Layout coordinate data
• • • •
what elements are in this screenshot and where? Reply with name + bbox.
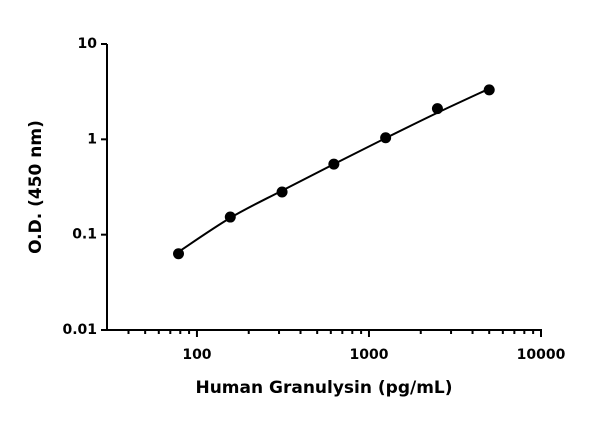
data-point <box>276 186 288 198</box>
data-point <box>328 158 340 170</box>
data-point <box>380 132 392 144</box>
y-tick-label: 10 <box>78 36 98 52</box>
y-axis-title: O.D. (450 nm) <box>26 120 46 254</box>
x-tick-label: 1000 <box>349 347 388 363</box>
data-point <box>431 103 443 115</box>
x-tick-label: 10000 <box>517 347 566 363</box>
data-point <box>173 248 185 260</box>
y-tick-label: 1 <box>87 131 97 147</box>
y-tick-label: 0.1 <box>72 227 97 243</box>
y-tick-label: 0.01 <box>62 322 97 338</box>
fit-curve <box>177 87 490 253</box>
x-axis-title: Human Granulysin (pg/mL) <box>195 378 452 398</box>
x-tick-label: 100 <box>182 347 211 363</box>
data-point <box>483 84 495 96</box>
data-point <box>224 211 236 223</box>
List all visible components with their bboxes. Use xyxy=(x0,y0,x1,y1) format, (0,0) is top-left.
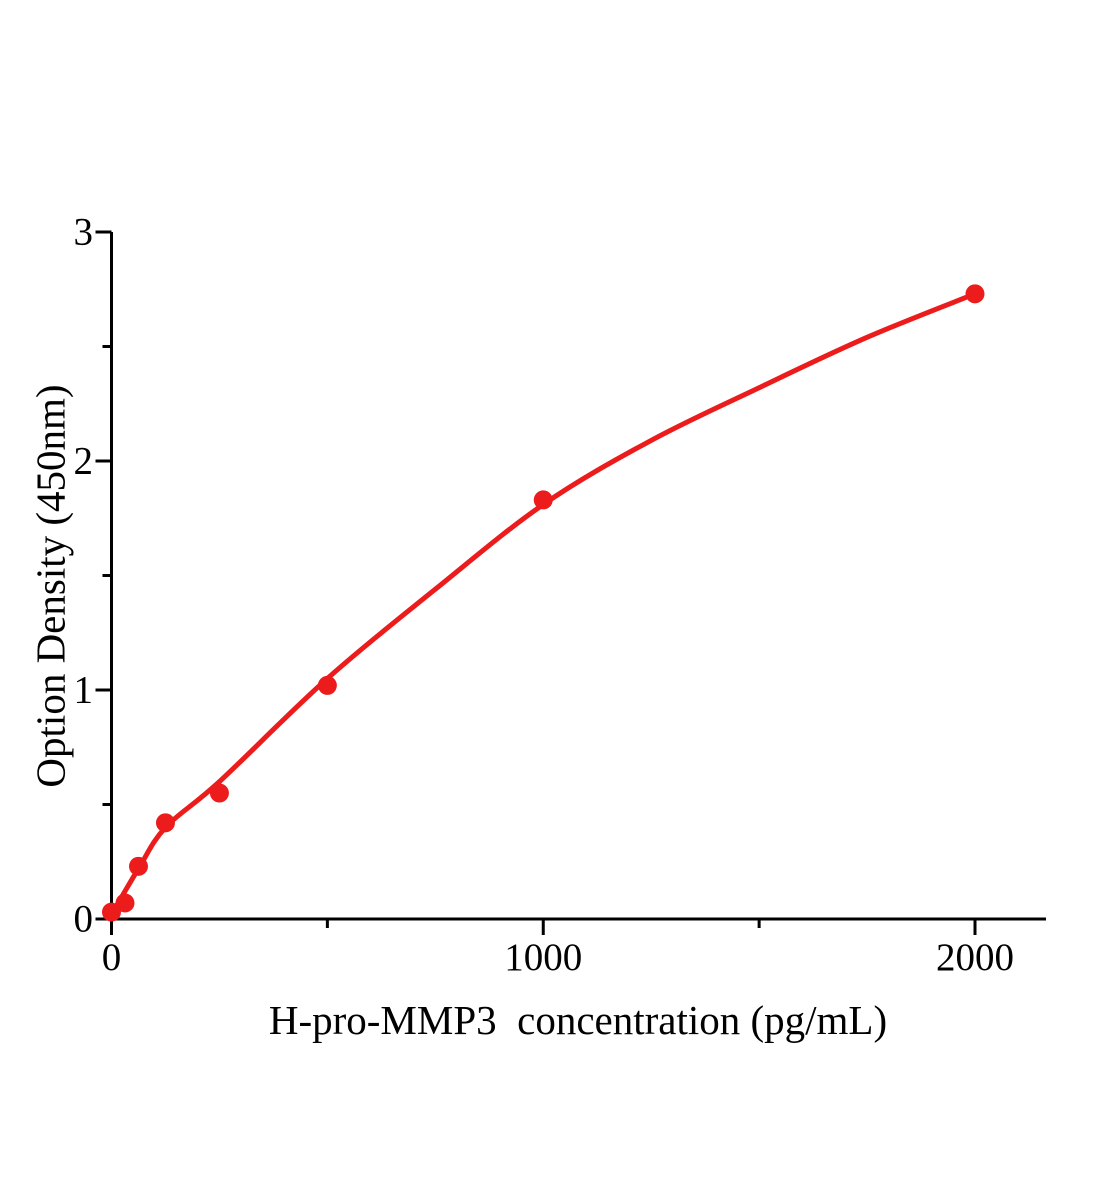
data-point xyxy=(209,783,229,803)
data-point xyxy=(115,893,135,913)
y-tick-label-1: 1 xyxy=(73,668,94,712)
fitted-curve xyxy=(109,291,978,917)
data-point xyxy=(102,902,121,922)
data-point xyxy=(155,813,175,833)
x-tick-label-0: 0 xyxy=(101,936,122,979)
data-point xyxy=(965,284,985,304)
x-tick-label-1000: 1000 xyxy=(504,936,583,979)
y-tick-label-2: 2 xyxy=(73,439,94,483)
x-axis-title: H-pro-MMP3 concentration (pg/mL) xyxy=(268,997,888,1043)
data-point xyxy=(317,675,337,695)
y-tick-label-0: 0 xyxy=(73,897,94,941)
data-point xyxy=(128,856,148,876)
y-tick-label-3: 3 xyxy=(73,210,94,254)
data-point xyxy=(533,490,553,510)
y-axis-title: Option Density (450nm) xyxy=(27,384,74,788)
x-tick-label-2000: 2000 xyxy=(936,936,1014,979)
• • • •
DIRECTIVE ::
Copy every line of the items above verbatim, leaving out the pictures.

RESULT BELOW ::
what elements are in this screenshot and where? Reply with name + bbox.
data-point <box>276 186 288 198</box>
data-point <box>328 158 340 170</box>
data-point <box>380 132 392 144</box>
y-tick-label: 10 <box>78 36 98 52</box>
y-axis-title: O.D. (450 nm) <box>26 120 46 254</box>
x-tick-label: 1000 <box>349 347 388 363</box>
data-point <box>431 103 443 115</box>
x-tick-label: 10000 <box>517 347 566 363</box>
data-point <box>173 248 185 260</box>
y-tick-label: 1 <box>87 131 97 147</box>
y-tick-label: 0.1 <box>72 227 97 243</box>
y-tick-label: 0.01 <box>62 322 97 338</box>
fit-curve <box>177 87 490 253</box>
x-axis-title: Human Granulysin (pg/mL) <box>195 378 452 398</box>
x-tick-label: 100 <box>182 347 211 363</box>
data-point <box>483 84 495 96</box>
data-point <box>224 211 236 223</box>
List all visible components with their bboxes. Use xyxy=(x0,y0,x1,y1) format, (0,0) is top-left.
data-point xyxy=(209,783,229,803)
data-point xyxy=(115,893,135,913)
y-tick-label-1: 1 xyxy=(73,668,94,712)
fitted-curve xyxy=(109,291,978,917)
data-point xyxy=(102,902,121,922)
data-point xyxy=(155,813,175,833)
x-tick-label-0: 0 xyxy=(101,936,122,979)
data-point xyxy=(965,284,985,304)
x-tick-label-1000: 1000 xyxy=(504,936,583,979)
y-tick-label-2: 2 xyxy=(73,439,94,483)
x-axis-title: H-pro-MMP3 concentration (pg/mL) xyxy=(268,997,888,1043)
data-point xyxy=(317,675,337,695)
y-tick-label-0: 0 xyxy=(73,897,94,941)
data-point xyxy=(128,856,148,876)
y-tick-label-3: 3 xyxy=(73,210,94,254)
data-point xyxy=(533,490,553,510)
y-axis-title: Option Density (450nm) xyxy=(27,384,74,788)
x-tick-label-2000: 2000 xyxy=(936,936,1014,979)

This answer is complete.